Search the listing below for the string "content" and copy every line where it occurs.

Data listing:
********************

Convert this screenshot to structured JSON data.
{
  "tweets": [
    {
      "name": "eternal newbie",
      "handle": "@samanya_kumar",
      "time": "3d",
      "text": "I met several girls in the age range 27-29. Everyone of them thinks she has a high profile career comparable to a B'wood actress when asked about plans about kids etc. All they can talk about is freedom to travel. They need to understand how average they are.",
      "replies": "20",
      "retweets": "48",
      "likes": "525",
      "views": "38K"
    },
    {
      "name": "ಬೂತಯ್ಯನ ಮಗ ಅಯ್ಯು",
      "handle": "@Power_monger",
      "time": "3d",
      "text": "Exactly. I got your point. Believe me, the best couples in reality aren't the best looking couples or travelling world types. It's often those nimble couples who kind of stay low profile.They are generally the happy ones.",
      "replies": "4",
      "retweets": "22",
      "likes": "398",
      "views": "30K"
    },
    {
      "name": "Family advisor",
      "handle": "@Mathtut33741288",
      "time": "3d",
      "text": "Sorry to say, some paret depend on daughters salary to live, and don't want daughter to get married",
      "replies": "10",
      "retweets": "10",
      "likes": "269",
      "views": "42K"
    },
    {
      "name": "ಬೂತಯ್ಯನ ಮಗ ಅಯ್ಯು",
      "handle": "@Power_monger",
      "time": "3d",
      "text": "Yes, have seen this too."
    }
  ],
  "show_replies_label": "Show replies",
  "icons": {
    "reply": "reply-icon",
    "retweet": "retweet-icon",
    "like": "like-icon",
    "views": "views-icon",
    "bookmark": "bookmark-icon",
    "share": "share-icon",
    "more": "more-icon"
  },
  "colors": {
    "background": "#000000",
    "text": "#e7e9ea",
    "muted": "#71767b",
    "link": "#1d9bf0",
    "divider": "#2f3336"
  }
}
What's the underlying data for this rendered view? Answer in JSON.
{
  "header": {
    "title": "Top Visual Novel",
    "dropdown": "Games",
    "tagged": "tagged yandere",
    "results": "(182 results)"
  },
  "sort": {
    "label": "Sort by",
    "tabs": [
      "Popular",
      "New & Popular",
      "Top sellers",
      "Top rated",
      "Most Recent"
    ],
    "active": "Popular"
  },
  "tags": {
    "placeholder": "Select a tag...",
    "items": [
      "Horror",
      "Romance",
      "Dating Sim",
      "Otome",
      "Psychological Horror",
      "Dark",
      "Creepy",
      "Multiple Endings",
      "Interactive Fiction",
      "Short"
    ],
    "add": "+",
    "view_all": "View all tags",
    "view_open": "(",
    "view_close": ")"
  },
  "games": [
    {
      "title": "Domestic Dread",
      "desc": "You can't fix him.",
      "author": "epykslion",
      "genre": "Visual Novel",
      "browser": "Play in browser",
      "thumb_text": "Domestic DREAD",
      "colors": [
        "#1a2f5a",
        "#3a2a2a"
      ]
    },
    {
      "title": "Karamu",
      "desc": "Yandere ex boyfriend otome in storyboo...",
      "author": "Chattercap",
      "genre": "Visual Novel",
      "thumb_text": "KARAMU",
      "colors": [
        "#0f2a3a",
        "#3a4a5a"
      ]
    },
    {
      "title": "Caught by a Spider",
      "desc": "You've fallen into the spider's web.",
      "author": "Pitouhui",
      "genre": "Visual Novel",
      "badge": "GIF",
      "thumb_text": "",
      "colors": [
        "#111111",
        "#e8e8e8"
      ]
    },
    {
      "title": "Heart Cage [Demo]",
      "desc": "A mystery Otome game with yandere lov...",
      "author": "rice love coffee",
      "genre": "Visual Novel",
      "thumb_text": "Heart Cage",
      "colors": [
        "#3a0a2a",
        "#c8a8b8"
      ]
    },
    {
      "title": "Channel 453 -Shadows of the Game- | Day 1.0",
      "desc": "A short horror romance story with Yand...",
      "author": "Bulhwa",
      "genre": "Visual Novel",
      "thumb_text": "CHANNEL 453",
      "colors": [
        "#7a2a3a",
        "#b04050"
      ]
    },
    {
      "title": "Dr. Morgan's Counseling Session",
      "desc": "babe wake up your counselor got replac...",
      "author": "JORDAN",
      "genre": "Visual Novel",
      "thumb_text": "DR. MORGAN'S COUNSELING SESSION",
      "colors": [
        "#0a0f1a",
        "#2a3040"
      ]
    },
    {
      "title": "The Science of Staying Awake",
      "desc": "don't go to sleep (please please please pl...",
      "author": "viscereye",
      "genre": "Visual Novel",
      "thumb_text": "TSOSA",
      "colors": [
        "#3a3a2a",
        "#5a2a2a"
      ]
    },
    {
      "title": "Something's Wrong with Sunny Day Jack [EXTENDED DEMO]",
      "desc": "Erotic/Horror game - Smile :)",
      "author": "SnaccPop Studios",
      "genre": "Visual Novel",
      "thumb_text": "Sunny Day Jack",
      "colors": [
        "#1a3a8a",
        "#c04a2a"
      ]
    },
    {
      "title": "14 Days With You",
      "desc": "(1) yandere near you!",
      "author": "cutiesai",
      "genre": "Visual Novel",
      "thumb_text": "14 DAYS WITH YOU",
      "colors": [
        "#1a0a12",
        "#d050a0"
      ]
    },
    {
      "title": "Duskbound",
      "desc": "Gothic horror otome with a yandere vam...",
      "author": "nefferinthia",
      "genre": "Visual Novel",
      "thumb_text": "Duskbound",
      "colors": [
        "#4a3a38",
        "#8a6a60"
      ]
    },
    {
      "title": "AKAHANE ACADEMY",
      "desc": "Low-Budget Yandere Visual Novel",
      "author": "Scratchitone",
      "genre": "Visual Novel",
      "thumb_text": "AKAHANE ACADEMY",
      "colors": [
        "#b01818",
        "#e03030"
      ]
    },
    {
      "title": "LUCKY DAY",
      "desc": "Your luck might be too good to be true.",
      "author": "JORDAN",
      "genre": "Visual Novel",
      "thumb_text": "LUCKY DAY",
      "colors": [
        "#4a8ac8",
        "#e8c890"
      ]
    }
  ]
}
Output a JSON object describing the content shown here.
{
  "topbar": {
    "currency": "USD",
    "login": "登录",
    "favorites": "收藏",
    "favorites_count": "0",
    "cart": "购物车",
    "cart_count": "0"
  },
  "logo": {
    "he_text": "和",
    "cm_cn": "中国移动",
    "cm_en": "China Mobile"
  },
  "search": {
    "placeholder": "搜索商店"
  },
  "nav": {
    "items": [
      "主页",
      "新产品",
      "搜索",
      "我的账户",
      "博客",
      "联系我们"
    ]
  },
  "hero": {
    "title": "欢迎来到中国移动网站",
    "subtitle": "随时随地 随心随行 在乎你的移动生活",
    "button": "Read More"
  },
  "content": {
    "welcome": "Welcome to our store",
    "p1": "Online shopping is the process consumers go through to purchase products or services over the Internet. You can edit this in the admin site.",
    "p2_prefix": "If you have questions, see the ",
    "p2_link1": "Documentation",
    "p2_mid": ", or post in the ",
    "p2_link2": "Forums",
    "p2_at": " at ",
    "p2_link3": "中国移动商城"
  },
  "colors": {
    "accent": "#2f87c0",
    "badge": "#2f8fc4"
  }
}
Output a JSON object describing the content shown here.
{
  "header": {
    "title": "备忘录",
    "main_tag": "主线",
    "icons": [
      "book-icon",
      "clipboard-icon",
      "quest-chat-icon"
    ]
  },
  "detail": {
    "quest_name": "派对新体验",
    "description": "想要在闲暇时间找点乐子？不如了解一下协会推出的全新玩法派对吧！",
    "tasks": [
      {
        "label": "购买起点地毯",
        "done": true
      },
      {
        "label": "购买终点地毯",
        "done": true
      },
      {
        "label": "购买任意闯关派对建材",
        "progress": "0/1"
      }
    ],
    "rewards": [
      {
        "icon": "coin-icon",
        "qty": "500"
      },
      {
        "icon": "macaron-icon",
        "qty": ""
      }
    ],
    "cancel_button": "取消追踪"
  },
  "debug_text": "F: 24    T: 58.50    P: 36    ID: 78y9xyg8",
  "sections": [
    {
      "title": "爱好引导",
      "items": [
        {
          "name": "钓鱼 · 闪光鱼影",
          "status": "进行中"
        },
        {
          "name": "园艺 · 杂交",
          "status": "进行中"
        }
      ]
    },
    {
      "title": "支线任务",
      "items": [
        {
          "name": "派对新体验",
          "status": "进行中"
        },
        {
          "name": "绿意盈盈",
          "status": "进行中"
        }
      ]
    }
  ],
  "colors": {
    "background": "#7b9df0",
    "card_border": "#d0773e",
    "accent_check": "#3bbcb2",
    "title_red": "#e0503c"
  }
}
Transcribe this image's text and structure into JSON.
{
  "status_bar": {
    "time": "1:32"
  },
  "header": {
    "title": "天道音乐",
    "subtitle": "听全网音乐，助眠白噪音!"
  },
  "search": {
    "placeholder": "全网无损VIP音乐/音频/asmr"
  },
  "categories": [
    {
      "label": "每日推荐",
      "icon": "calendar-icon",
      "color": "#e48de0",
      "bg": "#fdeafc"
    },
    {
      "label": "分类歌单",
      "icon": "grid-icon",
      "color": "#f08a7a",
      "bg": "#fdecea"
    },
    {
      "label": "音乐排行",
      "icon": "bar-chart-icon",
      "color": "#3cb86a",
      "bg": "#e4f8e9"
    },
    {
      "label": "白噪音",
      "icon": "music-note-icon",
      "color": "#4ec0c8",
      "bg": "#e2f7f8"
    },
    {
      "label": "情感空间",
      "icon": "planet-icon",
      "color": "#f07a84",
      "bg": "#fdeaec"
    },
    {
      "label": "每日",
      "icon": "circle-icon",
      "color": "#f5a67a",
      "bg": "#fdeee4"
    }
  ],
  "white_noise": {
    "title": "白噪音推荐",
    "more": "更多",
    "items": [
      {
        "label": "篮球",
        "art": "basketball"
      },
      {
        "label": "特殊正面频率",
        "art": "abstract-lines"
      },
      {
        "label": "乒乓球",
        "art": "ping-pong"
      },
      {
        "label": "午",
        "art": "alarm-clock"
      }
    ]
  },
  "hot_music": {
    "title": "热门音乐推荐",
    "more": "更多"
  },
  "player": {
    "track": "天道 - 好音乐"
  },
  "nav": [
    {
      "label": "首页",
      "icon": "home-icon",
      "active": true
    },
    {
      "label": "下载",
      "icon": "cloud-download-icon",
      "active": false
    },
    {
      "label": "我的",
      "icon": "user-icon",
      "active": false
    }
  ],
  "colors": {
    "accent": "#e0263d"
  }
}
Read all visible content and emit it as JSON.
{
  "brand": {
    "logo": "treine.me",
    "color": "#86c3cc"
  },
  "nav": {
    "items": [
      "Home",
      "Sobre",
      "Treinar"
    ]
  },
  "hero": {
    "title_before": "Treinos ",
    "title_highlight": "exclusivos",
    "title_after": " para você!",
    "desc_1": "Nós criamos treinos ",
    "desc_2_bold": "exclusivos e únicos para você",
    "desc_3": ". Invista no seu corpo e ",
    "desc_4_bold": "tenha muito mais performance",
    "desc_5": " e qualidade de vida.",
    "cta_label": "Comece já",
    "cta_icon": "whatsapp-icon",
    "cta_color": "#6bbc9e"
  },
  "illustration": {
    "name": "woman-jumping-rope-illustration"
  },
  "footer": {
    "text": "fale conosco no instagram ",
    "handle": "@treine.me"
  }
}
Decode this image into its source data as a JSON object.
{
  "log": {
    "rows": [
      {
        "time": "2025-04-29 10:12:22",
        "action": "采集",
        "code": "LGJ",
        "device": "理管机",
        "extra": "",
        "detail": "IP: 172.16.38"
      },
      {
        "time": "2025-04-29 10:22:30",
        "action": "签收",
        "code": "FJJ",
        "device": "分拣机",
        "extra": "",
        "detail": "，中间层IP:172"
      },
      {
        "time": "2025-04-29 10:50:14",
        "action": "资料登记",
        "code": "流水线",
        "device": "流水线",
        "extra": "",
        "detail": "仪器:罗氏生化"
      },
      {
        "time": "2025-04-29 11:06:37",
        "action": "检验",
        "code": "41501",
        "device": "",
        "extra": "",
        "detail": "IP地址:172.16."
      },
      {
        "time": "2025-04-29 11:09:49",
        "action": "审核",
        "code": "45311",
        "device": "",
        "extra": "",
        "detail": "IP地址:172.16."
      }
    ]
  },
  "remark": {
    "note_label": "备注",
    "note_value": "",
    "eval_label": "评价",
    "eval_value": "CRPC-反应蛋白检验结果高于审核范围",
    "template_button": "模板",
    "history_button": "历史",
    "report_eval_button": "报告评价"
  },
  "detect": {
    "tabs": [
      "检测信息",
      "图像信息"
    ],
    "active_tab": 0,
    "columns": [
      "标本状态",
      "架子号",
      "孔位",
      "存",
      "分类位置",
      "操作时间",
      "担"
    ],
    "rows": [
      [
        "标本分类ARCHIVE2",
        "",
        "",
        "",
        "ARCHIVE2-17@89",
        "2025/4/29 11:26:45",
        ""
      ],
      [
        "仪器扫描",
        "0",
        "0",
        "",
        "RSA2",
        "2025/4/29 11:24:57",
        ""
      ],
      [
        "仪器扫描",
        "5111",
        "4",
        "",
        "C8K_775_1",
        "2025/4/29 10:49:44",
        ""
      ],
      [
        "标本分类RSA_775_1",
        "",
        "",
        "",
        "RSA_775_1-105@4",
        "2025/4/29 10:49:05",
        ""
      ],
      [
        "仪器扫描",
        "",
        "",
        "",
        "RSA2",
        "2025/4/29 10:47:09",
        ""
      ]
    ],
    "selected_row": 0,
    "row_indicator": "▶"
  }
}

********************

▸ Solution:
Output a JSON object describing the content shown here.
  "content": {
Output a JSON object describing the content shown here.
Read all visible content and emit it as JSON.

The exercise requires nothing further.